:: Exercise data ::

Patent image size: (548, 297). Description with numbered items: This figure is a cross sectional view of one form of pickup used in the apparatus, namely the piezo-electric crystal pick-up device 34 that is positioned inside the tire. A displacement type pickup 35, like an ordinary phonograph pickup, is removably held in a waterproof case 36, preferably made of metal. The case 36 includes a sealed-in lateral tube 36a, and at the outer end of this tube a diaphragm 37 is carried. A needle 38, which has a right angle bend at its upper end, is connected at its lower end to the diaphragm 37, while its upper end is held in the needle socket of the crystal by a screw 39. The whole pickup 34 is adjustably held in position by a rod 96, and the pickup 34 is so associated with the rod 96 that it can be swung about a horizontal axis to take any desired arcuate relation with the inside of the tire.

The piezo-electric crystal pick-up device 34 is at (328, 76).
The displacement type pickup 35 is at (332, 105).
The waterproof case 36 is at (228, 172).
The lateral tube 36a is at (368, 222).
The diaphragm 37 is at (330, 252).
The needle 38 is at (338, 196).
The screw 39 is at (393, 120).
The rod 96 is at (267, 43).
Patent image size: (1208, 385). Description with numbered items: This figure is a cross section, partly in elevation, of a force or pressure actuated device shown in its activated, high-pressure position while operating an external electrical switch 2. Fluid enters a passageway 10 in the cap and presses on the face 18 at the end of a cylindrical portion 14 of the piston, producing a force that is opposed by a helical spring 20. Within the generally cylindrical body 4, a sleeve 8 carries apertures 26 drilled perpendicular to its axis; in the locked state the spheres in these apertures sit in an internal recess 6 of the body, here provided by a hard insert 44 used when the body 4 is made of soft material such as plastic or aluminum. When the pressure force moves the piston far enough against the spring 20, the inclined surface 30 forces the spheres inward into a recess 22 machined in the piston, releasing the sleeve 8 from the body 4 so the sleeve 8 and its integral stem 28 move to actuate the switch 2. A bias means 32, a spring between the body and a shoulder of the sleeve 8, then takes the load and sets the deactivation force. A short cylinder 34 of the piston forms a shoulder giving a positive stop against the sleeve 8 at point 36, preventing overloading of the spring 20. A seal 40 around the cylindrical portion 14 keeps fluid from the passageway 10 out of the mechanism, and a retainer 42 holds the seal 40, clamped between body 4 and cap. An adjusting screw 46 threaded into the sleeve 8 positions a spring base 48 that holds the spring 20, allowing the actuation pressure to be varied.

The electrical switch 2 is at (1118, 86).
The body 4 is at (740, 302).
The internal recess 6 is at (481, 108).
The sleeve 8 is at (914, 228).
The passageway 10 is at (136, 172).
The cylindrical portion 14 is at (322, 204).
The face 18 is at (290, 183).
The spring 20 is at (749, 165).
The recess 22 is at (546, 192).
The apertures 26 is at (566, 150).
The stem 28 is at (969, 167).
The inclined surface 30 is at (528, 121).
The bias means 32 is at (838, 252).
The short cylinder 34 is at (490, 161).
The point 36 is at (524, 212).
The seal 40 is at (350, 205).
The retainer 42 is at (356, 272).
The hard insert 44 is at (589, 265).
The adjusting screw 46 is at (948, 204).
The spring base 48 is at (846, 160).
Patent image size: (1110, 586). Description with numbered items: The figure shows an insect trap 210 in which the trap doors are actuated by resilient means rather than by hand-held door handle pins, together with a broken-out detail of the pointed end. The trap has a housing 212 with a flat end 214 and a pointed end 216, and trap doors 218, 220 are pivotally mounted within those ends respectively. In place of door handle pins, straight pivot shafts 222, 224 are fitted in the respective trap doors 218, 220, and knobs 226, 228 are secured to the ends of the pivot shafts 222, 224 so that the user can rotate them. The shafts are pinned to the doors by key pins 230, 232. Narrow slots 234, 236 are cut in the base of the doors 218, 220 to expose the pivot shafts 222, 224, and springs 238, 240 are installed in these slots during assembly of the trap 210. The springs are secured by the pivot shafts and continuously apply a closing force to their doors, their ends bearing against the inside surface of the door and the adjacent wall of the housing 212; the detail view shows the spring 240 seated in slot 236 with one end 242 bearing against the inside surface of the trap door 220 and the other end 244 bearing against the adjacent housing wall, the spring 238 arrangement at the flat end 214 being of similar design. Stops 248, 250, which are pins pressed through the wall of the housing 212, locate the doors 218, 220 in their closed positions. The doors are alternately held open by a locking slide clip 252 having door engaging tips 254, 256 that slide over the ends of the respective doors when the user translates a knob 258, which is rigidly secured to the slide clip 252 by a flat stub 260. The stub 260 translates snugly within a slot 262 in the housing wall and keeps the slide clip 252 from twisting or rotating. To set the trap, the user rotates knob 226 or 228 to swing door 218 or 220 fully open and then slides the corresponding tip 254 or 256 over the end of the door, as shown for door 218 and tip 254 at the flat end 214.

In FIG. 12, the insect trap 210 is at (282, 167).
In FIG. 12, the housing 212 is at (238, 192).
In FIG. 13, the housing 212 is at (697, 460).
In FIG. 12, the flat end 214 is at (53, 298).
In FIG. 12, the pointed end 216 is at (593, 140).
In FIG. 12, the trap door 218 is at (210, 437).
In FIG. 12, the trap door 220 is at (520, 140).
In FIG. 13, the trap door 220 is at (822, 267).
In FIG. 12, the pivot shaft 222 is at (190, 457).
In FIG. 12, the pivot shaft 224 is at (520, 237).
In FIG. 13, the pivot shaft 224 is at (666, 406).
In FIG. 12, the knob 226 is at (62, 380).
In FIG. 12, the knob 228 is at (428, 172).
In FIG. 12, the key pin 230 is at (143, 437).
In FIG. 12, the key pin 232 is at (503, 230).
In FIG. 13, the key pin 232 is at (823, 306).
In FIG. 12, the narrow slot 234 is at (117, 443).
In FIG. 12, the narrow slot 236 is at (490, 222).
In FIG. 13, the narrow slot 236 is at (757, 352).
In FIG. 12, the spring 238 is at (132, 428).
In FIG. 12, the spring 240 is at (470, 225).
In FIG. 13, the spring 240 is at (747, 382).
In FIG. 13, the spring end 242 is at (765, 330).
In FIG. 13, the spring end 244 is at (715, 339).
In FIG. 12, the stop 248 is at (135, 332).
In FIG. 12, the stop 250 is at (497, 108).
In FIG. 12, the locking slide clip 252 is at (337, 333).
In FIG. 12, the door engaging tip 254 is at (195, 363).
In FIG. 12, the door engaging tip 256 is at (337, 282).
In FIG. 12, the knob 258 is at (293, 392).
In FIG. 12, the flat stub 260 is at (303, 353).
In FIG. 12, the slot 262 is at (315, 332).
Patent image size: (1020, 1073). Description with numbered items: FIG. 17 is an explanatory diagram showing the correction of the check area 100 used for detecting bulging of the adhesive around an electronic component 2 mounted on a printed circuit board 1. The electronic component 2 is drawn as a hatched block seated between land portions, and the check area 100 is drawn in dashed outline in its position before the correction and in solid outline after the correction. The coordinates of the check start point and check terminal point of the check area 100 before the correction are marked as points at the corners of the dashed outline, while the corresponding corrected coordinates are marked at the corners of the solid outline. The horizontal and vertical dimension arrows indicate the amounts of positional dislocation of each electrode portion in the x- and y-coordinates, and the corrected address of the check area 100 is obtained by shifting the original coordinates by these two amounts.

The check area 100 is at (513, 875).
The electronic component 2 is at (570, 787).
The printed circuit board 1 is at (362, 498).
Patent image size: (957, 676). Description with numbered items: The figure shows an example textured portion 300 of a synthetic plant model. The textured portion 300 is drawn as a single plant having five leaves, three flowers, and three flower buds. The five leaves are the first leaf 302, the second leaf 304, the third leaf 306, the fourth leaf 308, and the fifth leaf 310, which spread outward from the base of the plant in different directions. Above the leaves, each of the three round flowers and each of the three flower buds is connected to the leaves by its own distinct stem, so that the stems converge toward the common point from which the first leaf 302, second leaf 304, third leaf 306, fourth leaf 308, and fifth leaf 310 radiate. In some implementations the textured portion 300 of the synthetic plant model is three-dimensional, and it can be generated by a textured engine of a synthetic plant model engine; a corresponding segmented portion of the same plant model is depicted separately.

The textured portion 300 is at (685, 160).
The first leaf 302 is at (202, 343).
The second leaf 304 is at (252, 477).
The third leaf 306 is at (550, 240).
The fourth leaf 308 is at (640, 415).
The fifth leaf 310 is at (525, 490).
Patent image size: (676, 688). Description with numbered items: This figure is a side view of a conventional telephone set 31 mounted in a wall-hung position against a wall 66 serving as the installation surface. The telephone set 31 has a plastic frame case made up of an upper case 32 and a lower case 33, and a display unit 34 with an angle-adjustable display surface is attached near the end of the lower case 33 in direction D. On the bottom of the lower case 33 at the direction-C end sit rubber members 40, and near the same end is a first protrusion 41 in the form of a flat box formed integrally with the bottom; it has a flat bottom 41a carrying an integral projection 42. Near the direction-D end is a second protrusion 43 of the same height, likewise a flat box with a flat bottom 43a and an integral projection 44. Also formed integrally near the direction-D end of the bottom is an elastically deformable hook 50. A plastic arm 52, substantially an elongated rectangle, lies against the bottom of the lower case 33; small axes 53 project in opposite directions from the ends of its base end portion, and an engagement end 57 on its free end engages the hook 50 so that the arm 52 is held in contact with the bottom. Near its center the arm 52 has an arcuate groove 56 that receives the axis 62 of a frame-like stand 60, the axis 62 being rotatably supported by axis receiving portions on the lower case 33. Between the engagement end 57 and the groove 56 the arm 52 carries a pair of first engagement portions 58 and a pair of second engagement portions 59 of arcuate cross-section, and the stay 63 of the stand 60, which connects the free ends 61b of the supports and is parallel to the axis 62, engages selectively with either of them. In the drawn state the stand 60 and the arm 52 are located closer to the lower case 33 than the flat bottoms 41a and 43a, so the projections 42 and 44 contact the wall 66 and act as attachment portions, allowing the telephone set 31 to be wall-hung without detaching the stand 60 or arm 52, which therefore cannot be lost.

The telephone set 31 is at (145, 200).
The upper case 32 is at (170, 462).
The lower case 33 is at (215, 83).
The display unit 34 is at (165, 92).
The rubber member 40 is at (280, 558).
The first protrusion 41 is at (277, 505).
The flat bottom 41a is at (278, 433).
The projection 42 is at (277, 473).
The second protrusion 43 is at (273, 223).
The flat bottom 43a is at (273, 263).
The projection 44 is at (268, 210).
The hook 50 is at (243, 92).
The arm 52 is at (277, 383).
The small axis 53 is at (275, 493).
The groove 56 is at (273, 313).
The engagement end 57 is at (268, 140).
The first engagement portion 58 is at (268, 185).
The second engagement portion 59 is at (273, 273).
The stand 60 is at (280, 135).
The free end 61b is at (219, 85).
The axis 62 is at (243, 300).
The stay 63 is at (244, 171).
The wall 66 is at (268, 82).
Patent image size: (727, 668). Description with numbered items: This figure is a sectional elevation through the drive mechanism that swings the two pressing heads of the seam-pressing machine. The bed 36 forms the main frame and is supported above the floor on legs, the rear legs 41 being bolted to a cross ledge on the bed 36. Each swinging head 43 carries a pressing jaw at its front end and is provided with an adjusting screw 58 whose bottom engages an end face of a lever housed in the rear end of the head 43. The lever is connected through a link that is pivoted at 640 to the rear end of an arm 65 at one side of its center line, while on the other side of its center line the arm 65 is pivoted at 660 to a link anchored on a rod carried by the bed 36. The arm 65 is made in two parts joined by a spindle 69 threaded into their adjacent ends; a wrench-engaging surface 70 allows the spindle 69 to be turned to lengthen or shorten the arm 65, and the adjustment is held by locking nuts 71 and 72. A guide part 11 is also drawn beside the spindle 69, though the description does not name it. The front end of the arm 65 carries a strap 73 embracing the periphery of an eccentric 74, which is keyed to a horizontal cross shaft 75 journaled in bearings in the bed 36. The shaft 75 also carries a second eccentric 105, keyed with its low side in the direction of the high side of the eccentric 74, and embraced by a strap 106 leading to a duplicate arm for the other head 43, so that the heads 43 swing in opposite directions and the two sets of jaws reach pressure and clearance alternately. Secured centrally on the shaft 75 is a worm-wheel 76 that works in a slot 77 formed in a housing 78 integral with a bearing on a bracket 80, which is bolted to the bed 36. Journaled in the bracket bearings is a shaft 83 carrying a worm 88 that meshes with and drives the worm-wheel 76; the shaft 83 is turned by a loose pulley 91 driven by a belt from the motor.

:::

◆ **What you will do**
Print the data again without changes, starting with the line that contains "Patent image size: (676, 688)." and going on through the line that contains "The flat bottom 41a is at (278, 433).", both of those lines included.

◆ **Solution to the exercise**
Patent image size: (676, 688). Description with numbered items: This figure is a side view of a conventional telephone set 31 mounted in a wall-hung position against a wall 66 serving as the installation surface. The telephone set 31 has a plastic frame case made up of an upper case 32 and a lower case 33, and a display unit 34 with an angle-adjustable display surface is attached near the end of the lower case 33 in direction D. On the bottom of the lower case 33 at the direction-C end sit rubber members 40, and near the same end is a first protrusion 41 in the form of a flat box formed integrally with the bottom; it has a flat bottom 41a carrying an integral projection 42. Near the direction-D end is a second protrusion 43 of the same height, likewise a flat box with a flat bottom 43a and an integral projection 44. Also formed integrally near the direction-D end of the bottom is an elastically deformable hook 50. A plastic arm 52, substantially an elongated rectangle, lies against the bottom of the lower case 33; small axes 53 project in opposite directions from the ends of its base end portion, and an engagement end 57 on its free end engages the hook 50 so that the arm 52 is held in contact with the bottom. Near its center the arm 52 has an arcuate groove 56 that receives the axis 62 of a frame-like stand 60, the axis 62 being rotatably supported by axis receiving portions on the lower case 33. Between the engagement end 57 and the groove 56 the arm 52 carries a pair of first engagement portions 58 and a pair of second engagement portions 59 of arcuate cross-section, and the stay 63 of the stand 60, which connects the free ends 61b of the supports and is parallel to the axis 62, engages selectively with either of them. In the drawn state the stand 60 and the arm 52 are located closer to the lower case 33 than the flat bottoms 41a and 43a, so the projections 42 and 44 contact the wall 66 and act as attachment portions, allowing the telephone set 31 to be wall-hung without detaching the stand 60 or arm 52, which therefore cannot be lost.

The telephone set 31 is at (145, 200).
The upper case 32 is at (170, 462).
The lower case 33 is at (215, 83).
The display unit 34 is at (165, 92).
The rubber member 40 is at (280, 558).
The first protrusion 41 is at (277, 505).
The flat bottom 41a is at (278, 433).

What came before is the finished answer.